## PROBLEM REQUIREMENTS
Retype the complete listing exactly as it appears.

## SUPPLIED DATA
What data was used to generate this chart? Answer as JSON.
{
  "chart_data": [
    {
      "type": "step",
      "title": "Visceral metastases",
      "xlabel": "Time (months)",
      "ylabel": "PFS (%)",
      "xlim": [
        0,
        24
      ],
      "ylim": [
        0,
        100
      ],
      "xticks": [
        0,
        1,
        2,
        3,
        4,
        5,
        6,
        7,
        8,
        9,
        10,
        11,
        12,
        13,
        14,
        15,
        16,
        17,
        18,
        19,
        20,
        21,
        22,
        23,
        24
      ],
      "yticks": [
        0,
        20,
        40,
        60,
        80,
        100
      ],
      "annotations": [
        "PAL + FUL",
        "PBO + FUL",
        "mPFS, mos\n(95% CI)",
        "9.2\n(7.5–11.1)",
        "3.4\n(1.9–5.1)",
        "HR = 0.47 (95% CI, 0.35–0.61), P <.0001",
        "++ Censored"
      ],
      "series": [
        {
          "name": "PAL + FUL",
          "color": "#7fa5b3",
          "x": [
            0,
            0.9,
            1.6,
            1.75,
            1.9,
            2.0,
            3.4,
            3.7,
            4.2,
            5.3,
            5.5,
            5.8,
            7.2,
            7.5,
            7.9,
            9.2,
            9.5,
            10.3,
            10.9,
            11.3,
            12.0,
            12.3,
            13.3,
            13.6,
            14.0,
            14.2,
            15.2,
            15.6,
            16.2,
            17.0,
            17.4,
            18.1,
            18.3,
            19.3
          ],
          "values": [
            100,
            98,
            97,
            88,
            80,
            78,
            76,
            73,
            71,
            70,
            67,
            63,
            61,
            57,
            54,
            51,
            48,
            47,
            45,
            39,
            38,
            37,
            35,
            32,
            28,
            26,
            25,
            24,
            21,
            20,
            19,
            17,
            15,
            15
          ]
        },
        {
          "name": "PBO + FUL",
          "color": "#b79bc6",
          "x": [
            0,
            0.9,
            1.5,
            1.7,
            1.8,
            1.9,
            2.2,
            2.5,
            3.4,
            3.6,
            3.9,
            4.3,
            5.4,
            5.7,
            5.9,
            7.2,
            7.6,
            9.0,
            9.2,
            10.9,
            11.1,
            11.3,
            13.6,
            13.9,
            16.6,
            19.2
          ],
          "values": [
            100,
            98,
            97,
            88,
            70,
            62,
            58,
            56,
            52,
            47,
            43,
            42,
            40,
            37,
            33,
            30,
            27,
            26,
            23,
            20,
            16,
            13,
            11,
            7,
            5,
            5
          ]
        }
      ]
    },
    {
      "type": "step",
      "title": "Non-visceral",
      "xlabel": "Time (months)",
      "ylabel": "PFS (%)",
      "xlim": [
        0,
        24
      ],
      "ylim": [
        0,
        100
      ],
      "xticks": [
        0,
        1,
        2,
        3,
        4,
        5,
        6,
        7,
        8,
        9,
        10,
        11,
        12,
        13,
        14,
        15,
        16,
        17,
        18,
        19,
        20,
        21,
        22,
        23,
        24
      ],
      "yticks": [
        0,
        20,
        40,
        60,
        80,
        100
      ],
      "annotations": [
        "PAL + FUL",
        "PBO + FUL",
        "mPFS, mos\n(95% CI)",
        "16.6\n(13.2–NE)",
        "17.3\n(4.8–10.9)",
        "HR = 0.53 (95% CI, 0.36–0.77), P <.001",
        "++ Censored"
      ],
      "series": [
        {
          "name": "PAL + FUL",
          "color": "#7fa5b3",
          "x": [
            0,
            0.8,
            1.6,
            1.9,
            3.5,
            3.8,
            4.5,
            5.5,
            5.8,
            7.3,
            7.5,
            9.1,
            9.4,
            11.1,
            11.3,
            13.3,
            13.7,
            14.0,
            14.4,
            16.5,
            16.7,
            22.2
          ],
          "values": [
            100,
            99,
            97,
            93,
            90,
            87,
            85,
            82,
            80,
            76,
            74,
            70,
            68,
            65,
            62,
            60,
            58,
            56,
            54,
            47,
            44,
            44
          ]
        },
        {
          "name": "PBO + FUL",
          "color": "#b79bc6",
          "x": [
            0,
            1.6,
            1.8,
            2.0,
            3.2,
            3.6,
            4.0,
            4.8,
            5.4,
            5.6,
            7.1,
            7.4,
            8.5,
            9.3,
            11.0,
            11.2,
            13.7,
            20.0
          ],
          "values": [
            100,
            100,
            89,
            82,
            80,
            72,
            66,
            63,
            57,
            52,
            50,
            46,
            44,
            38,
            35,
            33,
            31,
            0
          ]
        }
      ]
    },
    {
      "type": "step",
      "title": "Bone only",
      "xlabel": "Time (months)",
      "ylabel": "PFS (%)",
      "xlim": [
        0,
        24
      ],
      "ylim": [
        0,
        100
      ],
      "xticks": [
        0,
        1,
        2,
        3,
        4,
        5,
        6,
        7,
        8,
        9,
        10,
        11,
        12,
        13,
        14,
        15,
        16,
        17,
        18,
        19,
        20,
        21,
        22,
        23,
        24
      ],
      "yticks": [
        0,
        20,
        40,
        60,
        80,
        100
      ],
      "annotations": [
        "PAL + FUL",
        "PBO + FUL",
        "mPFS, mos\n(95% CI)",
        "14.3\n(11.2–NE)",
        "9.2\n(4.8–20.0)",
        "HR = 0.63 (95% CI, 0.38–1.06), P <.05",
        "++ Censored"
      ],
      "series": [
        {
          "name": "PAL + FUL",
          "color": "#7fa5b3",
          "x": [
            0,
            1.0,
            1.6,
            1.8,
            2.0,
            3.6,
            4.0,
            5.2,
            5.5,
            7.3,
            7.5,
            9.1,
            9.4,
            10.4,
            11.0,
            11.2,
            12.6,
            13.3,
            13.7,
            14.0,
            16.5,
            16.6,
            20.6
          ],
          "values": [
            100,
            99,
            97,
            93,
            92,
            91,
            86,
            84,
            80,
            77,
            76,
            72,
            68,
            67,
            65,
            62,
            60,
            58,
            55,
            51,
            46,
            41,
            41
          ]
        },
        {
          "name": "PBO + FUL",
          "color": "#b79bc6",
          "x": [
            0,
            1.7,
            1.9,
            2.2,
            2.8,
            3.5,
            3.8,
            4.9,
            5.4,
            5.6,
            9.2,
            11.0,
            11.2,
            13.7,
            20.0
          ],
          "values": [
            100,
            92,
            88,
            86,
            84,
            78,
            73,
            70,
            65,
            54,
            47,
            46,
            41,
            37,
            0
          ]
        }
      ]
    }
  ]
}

## WORKED ANSWER
What data was used to generate this chart? Answer as JSON.
{
  "chart_data": [
    {
      "type": "step",
      "title": "Visceral metastases",
      "xlabel": "Time (months)",
      "ylabel": "PFS (%)",
      "xlim": [
        0,
        24
      ],
      "ylim": [
        0,
        100
      ],
      "xticks": [
        0,
        1,
        2,
        3,
        4,
        5,
        6,
        7,
        8,
        9,
        10,
        11,
        12,
        13,
        14,
        15,
        16,
        17,
        18,
        19,
        20,
        21,
        22,
        23,
        24
      ],
      "yticks": [
        0,
        20,
        40,
        60,
        80,
        100
      ],
      "annotations": [
        "PAL + FUL",
        "PBO + FUL",
        "mPFS, mos\n(95% CI)",
        "9.2\n(7.5–11.1)",
        "3.4\n(1.9–5.1)",
        "HR = 0.47 (95% CI, 0.35–0.61), P <.0001",
        "++ Censored"
      ],
      "series": [
        {
          "name": "PAL + FUL",
          "color": "#7fa5b3",
          "x": [
            0,
            0.9,
            1.6,
            1.75,
            1.9,
            2.0,
            3.4,
            3.7,
            4.2,
            5.3,
            5.5,
            5.8,
            7.2,
            7.5,
            7.9,
            9.2,
            9.5,
            10.3,
            10.9,
            11.3,
            12.0,
            12.3,
            13.3,
            13.6,
            14.0,
            14.2,
            15.2,
            15.6,
            16.2,
            17.0,
            17.4,
            18.1,
            18.3,
            19.3
          ],
          "values": [
            100,
            98,
            97,
            88,
            80,
            78,
            76,
            73,
            71,
            70,
            67,
            63,
            61,
            57,
            54,
            51,
            48,
            47,
            45,
            39,
            38,
            37,
            35,
            32,
            28,
            26,
            25,
            24,
            21,
            20,
            19,
            17,
            15,
            15
          ]
        },
        {
          "name": "PBO + FUL",
          "color": "#b79bc6",
          "x": [
            0,
            0.9,
            1.5,
            1.7,
            1.8,
            1.9,
            2.2,
            2.5,
            3.4,
            3.6,
            3.9,
            4.3,
            5.4,
            5.7,
            5.9,
            7.2,
            7.6,
            9.0,
            9.2,
            10.9,
            11.1,
            11.3,
            13.6,
            13.9,
            16.6,
            19.2
          ],
          "values": [
            100,
            98,
            97,
            88,
            70,
            62,
            58,
            56,
            52,
            47,
            43,
            42,
            40,
            37,
            33,
            30,
            27,
            26,
            23,
            20,
            16,
            13,
            11,
            7,
            5,
            5
          ]
        }
      ]
    },
    {
      "type": "step",
      "title": "Non-visceral",
      "xlabel": "Time (months)",
      "ylabel": "PFS (%)",
      "xlim": [
        0,
        24
      ],
      "ylim": [
        0,
        100
      ],
      "xticks": [
        0,
        1,
        2,
        3,
        4,
        5,
        6,
        7,
        8,
        9,
        10,
        11,
        12,
        13,
        14,
        15,
        16,
        17,
        18,
        19,
        20,
        21,
        22,
        23,
        24
      ],
      "yticks": [
        0,
        20,
        40,
        60,
        80,
        100
      ],
      "annotations": [
        "PAL + FUL",
        "PBO + FUL",
        "mPFS, mos\n(95% CI)",
        "16.6\n(13.2–NE)",
        "17.3\n(4.8–10.9)",
        "HR = 0.53 (95% CI, 0.36–0.77), P <.001",
        "++ Censored"
      ],
      "series": [
        {
          "name": "PAL + FUL",
          "color": "#7fa5b3",
          "x": [
            0,
            0.8,
            1.6,
            1.9,
            3.5,
            3.8,
            4.5,
            5.5,
            5.8,
            7.3,
            7.5,
            9.1,
            9.4,
            11.1,
            11.3,
            13.3,
            13.7,
            14.0,
            14.4,
            16.5,
            16.7,
            22.2
          ],
          "values": [
            100,
            99,
            97,
            93,
            90,
            87,
            85,
            82,
            80,
            76,
            74,
            70,
            68,
            65,
            62,
            60,
            58,
            56,
            54,
            47,
            44,
            44
          ]
        },
        {
          "name": "PBO + FUL",
          "color": "#b79bc6",
          "x": [
            0,
            1.6,
            1.8,
            2.0,
            3.2,
            3.6,
            4.0,
            4.8,
            5.4,
            5.6,
            7.1,
            7.4,
            8.5,
            9.3,
            11.0,
            11.2,
            13.7,
            20.0
          ],
          "values": [
            100,
            100,
            89,
            82,
            80,
            72,
            66,
            63,
            57,
            52,
            50,
            46,
            44,
            38,
            35,
            33,
            31,
            0
          ]
        }
      ]
    },
    {
      "type": "step",
      "title": "Bone only",
      "xlabel": "Time (months)",
      "ylabel": "PFS (%)",
      "xlim": [
        0,
        24
      ],
      "ylim": [
        0,
        100
      ],
      "xticks": [
        0,
        1,
        2,
        3,
        4,
        5,
        6,
        7,
        8,
        9,
        10,
        11,
        12,
        13,
        14,
        15,
        16,
        17,
        18,
        19,
        20,
        21,
        22,
        23,
        24
      ],
      "yticks": [
        0,
        20,
        40,
        60,
        80,
        100
      ],
      "annotations": [
        "PAL + FUL",
        "PBO + FUL",
        "mPFS, mos\n(95% CI)",
        "14.3\n(11.2–NE)",
        "9.2\n(4.8–20.0)",
        "HR = 0.63 (95% CI, 0.38–1.06), P <.05",
        "++ Censored"
      ],
      "series": [
        {
          "name": "PAL + FUL",
          "color": "#7fa5b3",
          "x": [
            0,
            1.0,
            1.6,
            1.8,
            2.0,
            3.6,
            4.0,
            5.2,
            5.5,
            7.3,
            7.5,
            9.1,
            9.4,
            10.4,
            11.0,
            11.2,
            12.6,
            13.3,
            13.7,
            14.0,
            16.5,
            16.6,
            20.6
          ],
          "values": [
            100,
            99,
            97,
            93,
            92,
            91,
            86,
            84,
            80,
            77,
            76,
            72,
            68,
            67,
            65,
            62,
            60,
            58,
            55,
            51,
            46,
            41,
            41
          ]
        },
        {
          "name": "PBO + FUL",
          "color": "#b79bc6",
          "x": [
            0,
            1.7,
            1.9,
            2.2,
            2.8,
            3.5,
            3.8,
            4.9,
            5.4,
            5.6,
            9.2,
            11.0,
            11.2,
            13.7,
            20.0
          ],
          "values": [
            100,
            92,
            88,
            86,
            84,
            78,
            73,
            70,
            65,
            54,
            47,
            46,
            41,
            37,
            0
          ]
        }
      ]
    }
  ]
}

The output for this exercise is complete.